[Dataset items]
--

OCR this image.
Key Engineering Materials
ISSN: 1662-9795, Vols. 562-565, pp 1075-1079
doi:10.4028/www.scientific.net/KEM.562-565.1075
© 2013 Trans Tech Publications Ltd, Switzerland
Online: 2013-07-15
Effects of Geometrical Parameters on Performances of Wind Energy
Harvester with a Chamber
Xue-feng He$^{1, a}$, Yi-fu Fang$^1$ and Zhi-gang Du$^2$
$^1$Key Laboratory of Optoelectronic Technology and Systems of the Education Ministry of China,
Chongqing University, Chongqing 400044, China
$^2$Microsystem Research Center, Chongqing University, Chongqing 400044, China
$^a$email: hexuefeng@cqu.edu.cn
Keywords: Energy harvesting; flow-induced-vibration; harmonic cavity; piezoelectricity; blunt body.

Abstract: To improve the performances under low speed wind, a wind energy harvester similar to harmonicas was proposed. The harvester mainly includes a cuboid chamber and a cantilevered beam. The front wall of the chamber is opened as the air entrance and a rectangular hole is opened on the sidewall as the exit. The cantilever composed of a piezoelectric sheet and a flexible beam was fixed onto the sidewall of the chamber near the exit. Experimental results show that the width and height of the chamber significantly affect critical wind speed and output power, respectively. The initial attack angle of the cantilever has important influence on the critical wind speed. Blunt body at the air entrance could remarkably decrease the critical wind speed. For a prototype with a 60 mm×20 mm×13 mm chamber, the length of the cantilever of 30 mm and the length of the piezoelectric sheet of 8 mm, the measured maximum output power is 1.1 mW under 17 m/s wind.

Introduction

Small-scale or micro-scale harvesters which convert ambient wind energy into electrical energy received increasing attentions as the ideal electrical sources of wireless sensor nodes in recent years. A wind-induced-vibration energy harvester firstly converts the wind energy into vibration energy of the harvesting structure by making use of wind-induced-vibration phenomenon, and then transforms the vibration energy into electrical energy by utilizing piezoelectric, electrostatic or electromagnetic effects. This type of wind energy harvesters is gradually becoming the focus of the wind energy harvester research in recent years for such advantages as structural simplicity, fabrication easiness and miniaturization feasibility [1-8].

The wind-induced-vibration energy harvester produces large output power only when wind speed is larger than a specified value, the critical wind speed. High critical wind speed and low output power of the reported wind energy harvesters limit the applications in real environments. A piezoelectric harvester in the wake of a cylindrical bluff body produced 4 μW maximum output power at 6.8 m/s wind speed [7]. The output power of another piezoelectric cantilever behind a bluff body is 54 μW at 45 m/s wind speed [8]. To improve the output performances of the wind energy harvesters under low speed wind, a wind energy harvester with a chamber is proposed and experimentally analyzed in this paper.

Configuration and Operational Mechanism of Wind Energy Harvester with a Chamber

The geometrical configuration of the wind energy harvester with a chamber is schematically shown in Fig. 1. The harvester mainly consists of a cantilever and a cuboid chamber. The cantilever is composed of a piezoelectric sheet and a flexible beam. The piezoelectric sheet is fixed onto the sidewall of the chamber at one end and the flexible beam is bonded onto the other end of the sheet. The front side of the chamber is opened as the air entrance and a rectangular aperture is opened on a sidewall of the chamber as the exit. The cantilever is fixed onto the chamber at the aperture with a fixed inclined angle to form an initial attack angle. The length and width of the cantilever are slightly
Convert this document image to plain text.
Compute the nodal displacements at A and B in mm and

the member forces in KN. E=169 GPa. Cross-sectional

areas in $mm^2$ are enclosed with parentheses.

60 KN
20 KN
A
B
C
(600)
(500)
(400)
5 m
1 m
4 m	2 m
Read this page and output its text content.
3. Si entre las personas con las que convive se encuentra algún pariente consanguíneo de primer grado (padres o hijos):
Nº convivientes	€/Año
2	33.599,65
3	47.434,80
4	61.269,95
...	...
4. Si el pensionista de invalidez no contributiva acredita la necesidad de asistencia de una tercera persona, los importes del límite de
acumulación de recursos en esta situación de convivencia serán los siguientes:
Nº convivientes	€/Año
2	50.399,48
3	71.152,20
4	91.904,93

--

WHAT THIS TASK INVOLVES
Every line in the data that holds "image" should be copied out.

RESPONSE FOR THIS EXERCISE
OCR this image.
Convert this document image to plain text.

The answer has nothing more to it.